## Material provided
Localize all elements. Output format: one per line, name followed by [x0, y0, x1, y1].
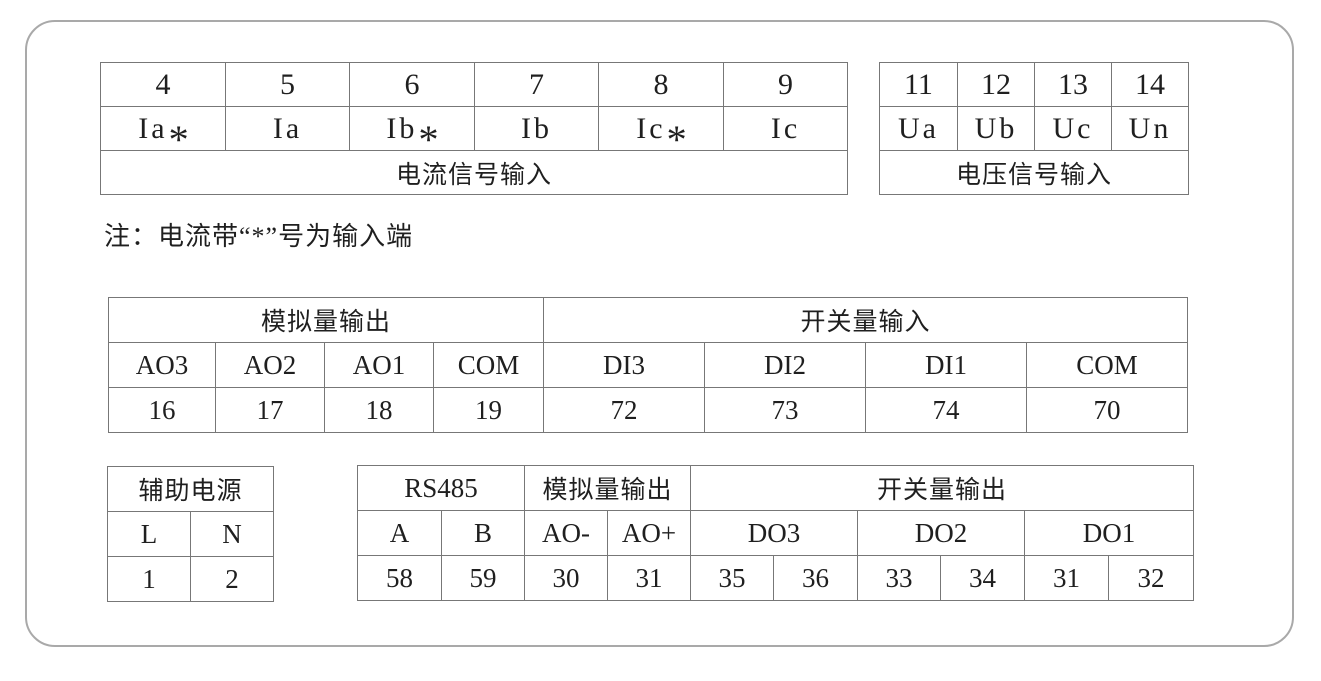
analog-output-header: 模拟量输出: [108, 297, 544, 343]
signal-label: Ic: [636, 111, 666, 145]
signal-label: Ia: [138, 111, 168, 145]
signal-cell: Ib*: [349, 106, 475, 151]
pin-cell: 59: [441, 555, 525, 601]
io-pin-row: 16 17 18 19 72 73 74 70: [108, 387, 1188, 433]
terminal-label: COM: [1026, 342, 1188, 388]
io-header-row: 模拟量输出 开关量输入: [108, 297, 1188, 343]
table-caption: 电流信号输入: [100, 150, 848, 195]
signal-cell: Ub: [957, 106, 1035, 151]
terminal-label: AO+: [607, 510, 691, 556]
pin-cell: 18: [324, 387, 434, 433]
pin-cell: 72: [543, 387, 705, 433]
pin-cell: 5: [225, 62, 350, 107]
signal-label: Ia: [272, 111, 303, 145]
signal-cell: Ic*: [598, 106, 724, 151]
terminal-label: AO1: [324, 342, 434, 388]
io-label-row: AO3 AO2 AO1 COM DI3 DI2 DI1 COM: [108, 342, 1188, 388]
signal-cell: Ic: [723, 106, 848, 151]
auxiliary-power-table: 辅助电源 L N 1 2: [107, 466, 274, 602]
pin-cell: 9: [723, 62, 848, 107]
signal-label: Ib: [386, 111, 418, 145]
pin-cell: 30: [524, 555, 608, 601]
current-caption-row: 电流信号输入: [100, 150, 848, 195]
terminal-label: N: [190, 511, 274, 557]
pin-cell: 70: [1026, 387, 1188, 433]
table-caption: 电压信号输入: [879, 150, 1189, 195]
terminal-label: DO2: [857, 510, 1025, 556]
signal-label: Ic: [770, 111, 801, 145]
terminal-label: DI3: [543, 342, 705, 388]
signal-label: Ib: [521, 111, 552, 145]
pin-cell: 6: [349, 62, 475, 107]
pin-cell: 16: [108, 387, 216, 433]
pin-cell: 2: [190, 556, 274, 602]
comm-label-row: A B AO- AO+ DO3 DO2 DO1: [357, 510, 1194, 556]
pin-cell: 31: [607, 555, 691, 601]
terminal-label: DO3: [690, 510, 858, 556]
current-signal-row: Ia* Ia Ib* Ib Ic* Ic: [100, 106, 848, 151]
comm-pin-row: 58 59 30 31 35 36 33 34 31 32: [357, 555, 1194, 601]
digital-input-header: 开关量输入: [543, 297, 1188, 343]
pin-cell: 4: [100, 62, 226, 107]
terminal-label: DI2: [704, 342, 866, 388]
pin-cell: 33: [857, 555, 941, 601]
terminal-label: AO2: [215, 342, 325, 388]
analog-output-header: 模拟量输出: [524, 465, 691, 511]
pin-cell: 31: [1024, 555, 1109, 601]
terminal-label: B: [441, 510, 525, 556]
analog-output-digital-input-table: 模拟量输出 开关量输入 AO3 AO2 AO1 COM DI3 DI2 DI1 …: [108, 297, 1188, 433]
current-pin-row: 4 5 6 7 8 9: [100, 62, 848, 107]
voltage-input-table: 11 12 13 14 Ua Ub Uc Un 电压信号输入: [879, 62, 1189, 195]
pin-cell: 74: [865, 387, 1027, 433]
asterisk-note: 注：电流带“*”号为输入端: [104, 222, 414, 251]
pin-cell: 36: [773, 555, 858, 601]
pin-cell: 35: [690, 555, 774, 601]
pin-cell: 34: [940, 555, 1025, 601]
signal-cell: Ua: [879, 106, 958, 151]
signal-cell: Ia: [225, 106, 350, 151]
terminal-label: AO3: [108, 342, 216, 388]
signal-cell: Un: [1111, 106, 1189, 151]
signal-cell: Ia*: [100, 106, 226, 151]
terminal-label: DI1: [865, 342, 1027, 388]
pin-cell: 7: [474, 62, 599, 107]
pin-cell: 32: [1108, 555, 1194, 601]
rs485-header: RS485: [357, 465, 525, 511]
signal-cell: Ib: [474, 106, 599, 151]
pin-cell: 13: [1034, 62, 1112, 107]
signal-cell: Uc: [1034, 106, 1112, 151]
pin-cell: 11: [879, 62, 958, 107]
pin-cell: 73: [704, 387, 866, 433]
pin-cell: 14: [1111, 62, 1189, 107]
pin-cell: 58: [357, 555, 442, 601]
aux-label-row: L N: [107, 511, 274, 557]
digital-output-header: 开关量输出: [690, 465, 1194, 511]
rs485-analog-digital-output-table: RS485 模拟量输出 开关量输出 A B AO- AO+ DO3 DO2 DO…: [357, 465, 1194, 601]
terminal-label: COM: [433, 342, 544, 388]
voltage-pin-row: 11 12 13 14: [879, 62, 1189, 107]
aux-pin-row: 1 2: [107, 556, 274, 602]
terminal-label: DO1: [1024, 510, 1194, 556]
pin-cell: 19: [433, 387, 544, 433]
terminal-label: A: [357, 510, 442, 556]
pin-cell: 1: [107, 556, 191, 602]
pin-cell: 17: [215, 387, 325, 433]
auxiliary-power-header: 辅助电源: [107, 466, 274, 512]
terminal-label: AO-: [524, 510, 608, 556]
aux-header-row: 辅助电源: [107, 466, 274, 512]
current-input-table: 4 5 6 7 8 9 Ia* Ia Ib* Ib Ic* Ic 电流信号输入: [100, 62, 848, 195]
voltage-caption-row: 电压信号输入: [879, 150, 1189, 195]
terminal-label: L: [107, 511, 191, 557]
comm-header-row: RS485 模拟量输出 开关量输出: [357, 465, 1194, 511]
pin-cell: 8: [598, 62, 724, 107]
voltage-signal-row: Ua Ub Uc Un: [879, 106, 1189, 151]
pin-cell: 12: [957, 62, 1035, 107]
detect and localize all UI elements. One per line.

## Set problem
Copy all of the lines above verbatim, leaving out the picture.

## Finished task
Localize all elements. Output format: one per line, name followed by [x0, y0, x1, y1].
analog-output-header: 模拟量输出: [108, 297, 544, 343]
signal-label: Ic: [636, 111, 666, 145]
signal-label: Ia: [138, 111, 168, 145]
signal-cell: Ib*: [349, 106, 475, 151]
pin-cell: 59: [441, 555, 525, 601]
io-pin-row: 16 17 18 19 72 73 74 70: [108, 387, 1188, 433]
terminal-label: COM: [1026, 342, 1188, 388]
io-header-row: 模拟量输出 开关量输入: [108, 297, 1188, 343]
table-caption: 电流信号输入: [100, 150, 848, 195]
signal-cell: Ub: [957, 106, 1035, 151]
terminal-label: AO+: [607, 510, 691, 556]
pin-cell: 18: [324, 387, 434, 433]
pin-cell: 72: [543, 387, 705, 433]
pin-cell: 5: [225, 62, 350, 107]
signal-label: Ia: [272, 111, 303, 145]
signal-cell: Ic*: [598, 106, 724, 151]
terminal-label: AO1: [324, 342, 434, 388]
io-label-row: AO3 AO2 AO1 COM DI3 DI2 DI1 COM: [108, 342, 1188, 388]
signal-cell: Ic: [723, 106, 848, 151]
auxiliary-power-table: 辅助电源 L N 1 2: [107, 466, 274, 602]
pin-cell: 9: [723, 62, 848, 107]
signal-label: Ib: [386, 111, 418, 145]
pin-cell: 30: [524, 555, 608, 601]
current-caption-row: 电流信号输入: [100, 150, 848, 195]
terminal-label: N: [190, 511, 274, 557]
pin-cell: 70: [1026, 387, 1188, 433]
table-caption: 电压信号输入: [879, 150, 1189, 195]
terminal-label: DO2: [857, 510, 1025, 556]
signal-label: Ic: [770, 111, 801, 145]
terminal-label: DI3: [543, 342, 705, 388]
signal-label: Ib: [521, 111, 552, 145]
pin-cell: 6: [349, 62, 475, 107]
pin-cell: 16: [108, 387, 216, 433]
pin-cell: 2: [190, 556, 274, 602]
comm-label-row: A B AO- AO+ DO3 DO2 DO1: [357, 510, 1194, 556]
pin-cell: 31: [607, 555, 691, 601]
terminal-label: DO3: [690, 510, 858, 556]
current-signal-row: Ia* Ia Ib* Ib Ic* Ic: [100, 106, 848, 151]
comm-pin-row: 58 59 30 31 35 36 33 34 31 32: [357, 555, 1194, 601]
digital-input-header: 开关量输入: [543, 297, 1188, 343]
pin-cell: 4: [100, 62, 226, 107]
terminal-label: DI2: [704, 342, 866, 388]
pin-cell: 33: [857, 555, 941, 601]
terminal-label: AO2: [215, 342, 325, 388]
analog-output-header: 模拟量输出: [524, 465, 691, 511]
pin-cell: 31: [1024, 555, 1109, 601]
terminal-label: B: [441, 510, 525, 556]
analog-output-digital-input-table: 模拟量输出 开关量输入 AO3 AO2 AO1 COM DI3 DI2 DI1 …: [108, 297, 1188, 433]
current-pin-row: 4 5 6 7 8 9: [100, 62, 848, 107]
voltage-input-table: 11 12 13 14 Ua Ub Uc Un 电压信号输入: [879, 62, 1189, 195]
pin-cell: 74: [865, 387, 1027, 433]
asterisk-note: 注：电流带“*”号为输入端: [104, 222, 414, 251]
pin-cell: 36: [773, 555, 858, 601]
pin-cell: 35: [690, 555, 774, 601]
pin-cell: 34: [940, 555, 1025, 601]
signal-cell: Ua: [879, 106, 958, 151]
signal-cell: Ia: [225, 106, 350, 151]
terminal-label: AO3: [108, 342, 216, 388]
signal-cell: Un: [1111, 106, 1189, 151]
signal-cell: Ia*: [100, 106, 226, 151]
terminal-label: DI1: [865, 342, 1027, 388]
pin-cell: 7: [474, 62, 599, 107]
pin-cell: 32: [1108, 555, 1194, 601]
rs485-header: RS485: [357, 465, 525, 511]
signal-cell: Ib: [474, 106, 599, 151]
pin-cell: 13: [1034, 62, 1112, 107]
signal-cell: Uc: [1034, 106, 1112, 151]
pin-cell: 11: [879, 62, 958, 107]
pin-cell: 73: [704, 387, 866, 433]
pin-cell: 14: [1111, 62, 1189, 107]
pin-cell: 58: [357, 555, 442, 601]
aux-label-row: L N: [107, 511, 274, 557]
digital-output-header: 开关量输出: [690, 465, 1194, 511]
rs485-analog-digital-output-table: RS485 模拟量输出 开关量输出 A B AO- AO+ DO3 DO2 DO…: [357, 465, 1194, 601]
terminal-label: COM: [433, 342, 544, 388]
voltage-pin-row: 11 12 13 14: [879, 62, 1189, 107]
aux-pin-row: 1 2: [107, 556, 274, 602]
terminal-label: DO1: [1024, 510, 1194, 556]
pin-cell: 19: [433, 387, 544, 433]
terminal-label: A: [357, 510, 442, 556]
pin-cell: 1: [107, 556, 191, 602]
pin-cell: 17: [215, 387, 325, 433]
auxiliary-power-header: 辅助电源: [107, 466, 274, 512]
terminal-label: AO-: [524, 510, 608, 556]
aux-header-row: 辅助电源: [107, 466, 274, 512]
current-input-table: 4 5 6 7 8 9 Ia* Ia Ib* Ib Ic* Ic 电流信号输入: [100, 62, 848, 195]
voltage-caption-row: 电压信号输入: [879, 150, 1189, 195]
terminal-label: L: [107, 511, 191, 557]
comm-header-row: RS485 模拟量输出 开关量输出: [357, 465, 1194, 511]
pin-cell: 8: [598, 62, 724, 107]
voltage-signal-row: Ua Ub Uc Un: [879, 106, 1189, 151]
pin-cell: 12: [957, 62, 1035, 107]
detect and localize all UI elements. One per line.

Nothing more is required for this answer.